[start]

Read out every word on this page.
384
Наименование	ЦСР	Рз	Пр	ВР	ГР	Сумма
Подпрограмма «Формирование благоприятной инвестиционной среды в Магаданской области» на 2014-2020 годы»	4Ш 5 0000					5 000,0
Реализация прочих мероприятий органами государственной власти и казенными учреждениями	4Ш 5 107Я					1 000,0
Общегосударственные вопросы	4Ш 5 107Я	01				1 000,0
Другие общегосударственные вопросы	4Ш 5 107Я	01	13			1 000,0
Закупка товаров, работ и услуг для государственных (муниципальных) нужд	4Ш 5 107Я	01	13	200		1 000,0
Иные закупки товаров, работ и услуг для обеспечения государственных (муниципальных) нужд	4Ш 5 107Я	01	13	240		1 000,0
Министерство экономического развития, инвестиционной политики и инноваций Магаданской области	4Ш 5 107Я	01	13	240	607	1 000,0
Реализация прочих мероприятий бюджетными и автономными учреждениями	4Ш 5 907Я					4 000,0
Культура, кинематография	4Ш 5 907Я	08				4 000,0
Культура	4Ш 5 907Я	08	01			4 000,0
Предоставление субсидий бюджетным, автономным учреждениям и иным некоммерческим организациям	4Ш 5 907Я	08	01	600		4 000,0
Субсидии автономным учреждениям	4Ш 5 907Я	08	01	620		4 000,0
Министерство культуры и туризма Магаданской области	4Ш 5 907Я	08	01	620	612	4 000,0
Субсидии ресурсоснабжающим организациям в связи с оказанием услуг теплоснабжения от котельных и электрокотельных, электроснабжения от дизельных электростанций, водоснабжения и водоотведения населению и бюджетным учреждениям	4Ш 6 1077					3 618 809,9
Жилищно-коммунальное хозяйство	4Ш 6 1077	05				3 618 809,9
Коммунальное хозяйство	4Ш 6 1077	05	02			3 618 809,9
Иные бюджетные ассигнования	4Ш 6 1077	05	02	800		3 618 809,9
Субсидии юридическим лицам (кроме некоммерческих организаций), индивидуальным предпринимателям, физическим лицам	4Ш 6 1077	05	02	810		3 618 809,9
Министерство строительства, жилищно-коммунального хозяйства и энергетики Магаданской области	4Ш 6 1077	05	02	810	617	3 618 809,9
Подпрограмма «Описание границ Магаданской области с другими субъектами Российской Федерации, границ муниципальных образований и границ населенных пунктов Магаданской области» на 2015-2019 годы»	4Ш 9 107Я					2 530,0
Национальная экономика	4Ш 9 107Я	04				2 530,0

[end]

_Prompt_
Exactly reproduce every line of the data above.

_Result below_
Read out every word on this page.
384
Наименование	ЦСР	Рз	Пр	ВР	ГР	Сумма
Подпрограмма «Формирование благоприятной инвестиционной среды в Магаданской области» на 2014-2020 годы»	4Ш 5 0000					5 000,0
Реализация прочих мероприятий органами государственной власти и казенными учреждениями	4Ш 5 107Я					1 000,0
Общегосударственные вопросы	4Ш 5 107Я	01				1 000,0
Другие общегосударственные вопросы	4Ш 5 107Я	01	13			1 000,0
Закупка товаров, работ и услуг для государственных (муниципальных) нужд	4Ш 5 107Я	01	13	200		1 000,0
Иные закупки товаров, работ и услуг для обеспечения государственных (муниципальных) нужд	4Ш 5 107Я	01	13	240		1 000,0
Министерство экономического развития, инвестиционной политики и инноваций Магаданской области	4Ш 5 107Я	01	13	240	607	1 000,0
Реализация прочих мероприятий бюджетными и автономными учреждениями	4Ш 5 907Я					4 000,0
Культура, кинематография	4Ш 5 907Я	08				4 000,0
Культура	4Ш 5 907Я	08	01			4 000,0
Предоставление субсидий бюджетным, автономным учреждениям и иным некоммерческим организациям	4Ш 5 907Я	08	01	600		4 000,0
Субсидии автономным учреждениям	4Ш 5 907Я	08	01	620		4 000,0
Министерство культуры и туризма Магаданской области	4Ш 5 907Я	08	01	620	612	4 000,0
Субсидии ресурсоснабжающим организациям в связи с оказанием услуг теплоснабжения от котельных и электрокотельных, электроснабжения от дизельных электростанций, водоснабжения и водоотведения населению и бюджетным учреждениям	4Ш 6 1077					3 618 809,9
Жилищно-коммунальное хозяйство	4Ш 6 1077	05				3 618 809,9
Коммунальное хозяйство	4Ш 6 1077	05	02			3 618 809,9
Иные бюджетные ассигнования	4Ш 6 1077	05	02	800		3 618 809,9
Субсидии юридическим лицам (кроме некоммерческих организаций), индивидуальным предпринимателям, физическим лицам	4Ш 6 1077	05	02	810		3 618 809,9
Министерство строительства, жилищно-коммунального хозяйства и энергетики Магаданской области	4Ш 6 1077	05	02	810	617	3 618 809,9
Подпрограмма «Описание границ Магаданской области с другими субъектами Российской Федерации, границ муниципальных образований и границ населенных пунктов Магаданской области» на 2015-2019 годы»	4Ш 9 107Я					2 530,0
Национальная экономика	4Ш 9 107Я	04				2 530,0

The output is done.